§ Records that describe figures
........

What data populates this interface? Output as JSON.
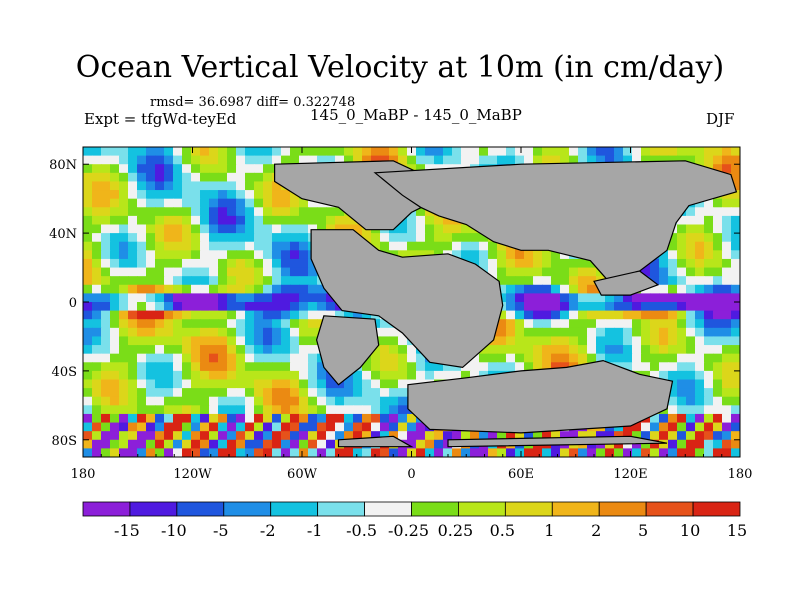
{
  "chart_data": {
    "type": "heatmap",
    "title": "Ocean Vertical Velocity at 10m (in cm/day)",
    "stats_text": "rmsd= 36.6987 diff= 0.322748",
    "left_label": "Expt = tfgWd-teyEd",
    "center_label": "145_0_MaBP - 145_0_MaBP",
    "right_label": "DJF",
    "xlim": [
      -180,
      180
    ],
    "ylim": [
      -90,
      90
    ],
    "x_ticks": [
      {
        "value": -180,
        "label": "180"
      },
      {
        "value": -120,
        "label": "120W"
      },
      {
        "value": -60,
        "label": "60W"
      },
      {
        "value": 0,
        "label": "0"
      },
      {
        "value": 60,
        "label": "60E"
      },
      {
        "value": 120,
        "label": "120E"
      },
      {
        "value": 180,
        "label": "180"
      }
    ],
    "y_ticks": [
      {
        "value": 80,
        "label": "80N"
      },
      {
        "value": 40,
        "label": "40N"
      },
      {
        "value": 0,
        "label": "0"
      },
      {
        "value": -40,
        "label": "40S"
      },
      {
        "value": -80,
        "label": "80S"
      }
    ],
    "colorbar": {
      "colors": [
        "#8c1fd9",
        "#4f1ae0",
        "#1f56de",
        "#1f8ee6",
        "#14c2e0",
        "#7ae0eb",
        "#f2f2f2",
        "#7add18",
        "#b8e61a",
        "#dcd61a",
        "#f0b51a",
        "#eb8a12",
        "#e6521a",
        "#d92414"
      ],
      "labels": [
        "-15",
        "-10",
        "-5",
        "-2",
        "-1",
        "-0.5",
        "-0.25",
        "0.25",
        "0.5",
        "1",
        "2",
        "5",
        "10",
        "15"
      ]
    },
    "land_color": "#a6a6a6"
  }
}
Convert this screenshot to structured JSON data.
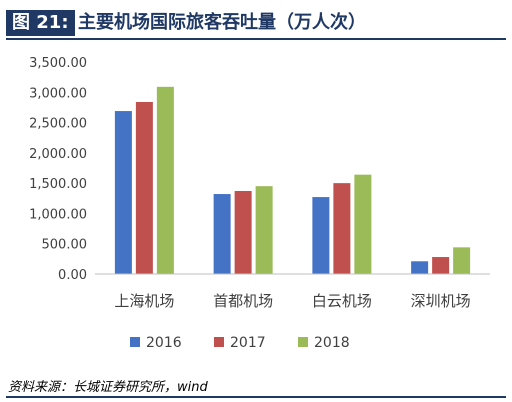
{
  "header": {
    "figure_label": "图 21:",
    "title": "主要机场国际旅客吞吐量（万人次）"
  },
  "source": "资料来源：长城证券研究所，wind",
  "colors": {
    "header_bg": "#1f3864",
    "rule": "#1f3864",
    "axis": "#bfbfbf",
    "text": "#404040"
  },
  "chart_data": {
    "type": "bar",
    "title": "",
    "xlabel": "",
    "ylabel": "",
    "categories": [
      "上海机场",
      "首都机场",
      "白云机场",
      "深圳机场"
    ],
    "series": [
      {
        "name": "2016",
        "color": "#4472c4",
        "values": [
          2690,
          1320,
          1270,
          210
        ]
      },
      {
        "name": "2017",
        "color": "#c0504d",
        "values": [
          2840,
          1370,
          1500,
          280
        ]
      },
      {
        "name": "2018",
        "color": "#9bbb59",
        "values": [
          3090,
          1450,
          1640,
          440
        ]
      }
    ],
    "ylim": [
      0,
      3500
    ],
    "yticks": [
      "0.00",
      "500.00",
      "1,000.00",
      "1,500.00",
      "2,000.00",
      "2,500.00",
      "3,000.00",
      "3,500.00"
    ],
    "grid": false,
    "legend": "bottom"
  }
}
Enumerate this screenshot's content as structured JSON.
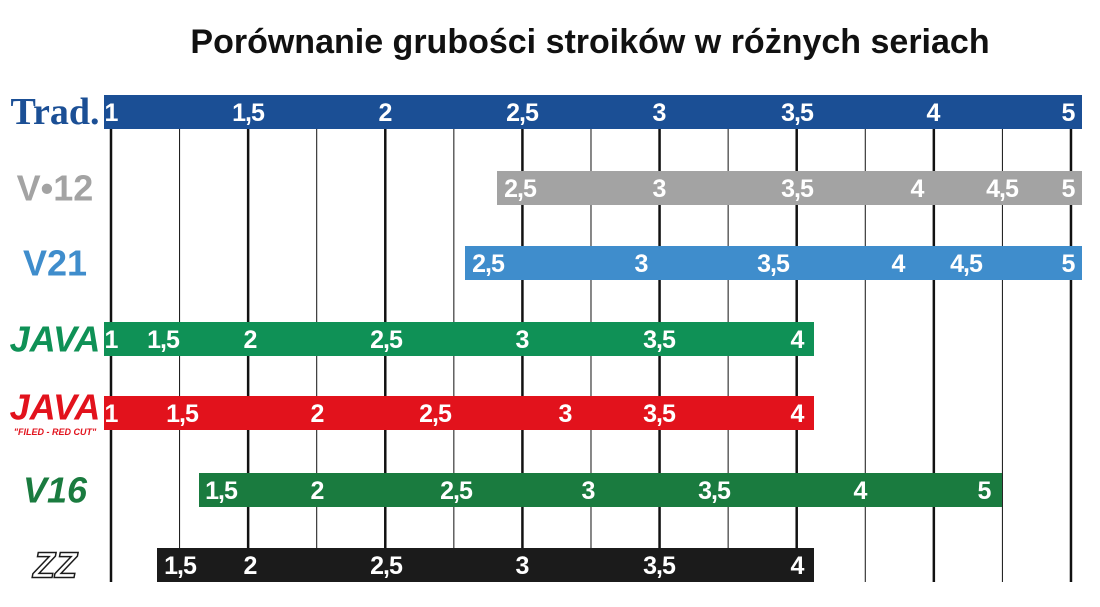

........

§ Work instructions
Reproduce every entry word for word, but skip any pictures.

§ Response below
What data populates this interface? Output as JSON.
{
  "chart_data": {
    "type": "heatmap",
    "title": "Ocean Vertical Velocity at 10m (in cm/day)",
    "stats_text": "rmsd= 36.6987 diff= 0.322748",
    "left_label": "Expt = tfgWd-teyEd",
    "center_label": "145_0_MaBP - 145_0_MaBP",
    "right_label": "DJF",
    "xlim": [
      -180,
      180
    ],
    "ylim": [
      -90,
      90
    ],
    "x_ticks": [
      {
        "value": -180,
        "label": "180"
      },
      {
        "value": -120,
        "label": "120W"
      },
      {
        "value": -60,
        "label": "60W"
      },
      {
        "value": 0,
        "label": "0"
      },
      {
        "value": 60,
        "label": "60E"
      },
      {
        "value": 120,
        "label": "120E"
      },
      {
        "value": 180,
        "label": "180"
      }
    ],
    "y_ticks": [
      {
        "value": 80,
        "label": "80N"
      },
      {
        "value": 40,
        "label": "40N"
      },
      {
        "value": 0,
        "label": "0"
      },
      {
        "value": -40,
        "label": "40S"
      },
      {
        "value": -80,
        "label": "80S"
      }
    ],
    "colorbar": {
      "colors": [
        "#8c1fd9",
        "#4f1ae0",
        "#1f56de",
        "#1f8ee6",
        "#14c2e0",
        "#7ae0eb",
        "#f2f2f2",
        "#7add18",
        "#b8e61a",
        "#dcd61a",
        "#f0b51a",
        "#eb8a12",
        "#e6521a",
        "#d92414"
      ],
      "labels": [
        "-15",
        "-10",
        "-5",
        "-2",
        "-1",
        "-0.5",
        "-0.25",
        "0.25",
        "0.5",
        "1",
        "2",
        "5",
        "10",
        "15"
      ]
    },
    "land_color": "#a6a6a6"
  }
}
Convert this screenshot to structured JSON data.
{
  "header": {
    "figure_label": "图 21:",
    "title": "主要机场国际旅客吞吐量（万人次）"
  },
  "source": "资料来源：长城证券研究所，wind",
  "colors": {
    "header_bg": "#1f3864",
    "rule": "#1f3864",
    "axis": "#bfbfbf",
    "text": "#404040"
  },
  "chart_data": {
    "type": "bar",
    "title": "",
    "xlabel": "",
    "ylabel": "",
    "categories": [
      "上海机场",
      "首都机场",
      "白云机场",
      "深圳机场"
    ],
    "series": [
      {
        "name": "2016",
        "color": "#4472c4",
        "values": [
          2690,
          1320,
          1270,
          210
        ]
      },
      {
        "name": "2017",
        "color": "#c0504d",
        "values": [
          2840,
          1370,
          1500,
          280
        ]
      },
      {
        "name": "2018",
        "color": "#9bbb59",
        "values": [
          3090,
          1450,
          1640,
          440
        ]
      }
    ],
    "ylim": [
      0,
      3500
    ],
    "yticks": [
      "0.00",
      "500.00",
      "1,000.00",
      "1,500.00",
      "2,000.00",
      "2,500.00",
      "3,000.00",
      "3,500.00"
    ],
    "grid": false,
    "legend": "bottom"
  }
}
Enumerate this screenshot's content as structured JSON.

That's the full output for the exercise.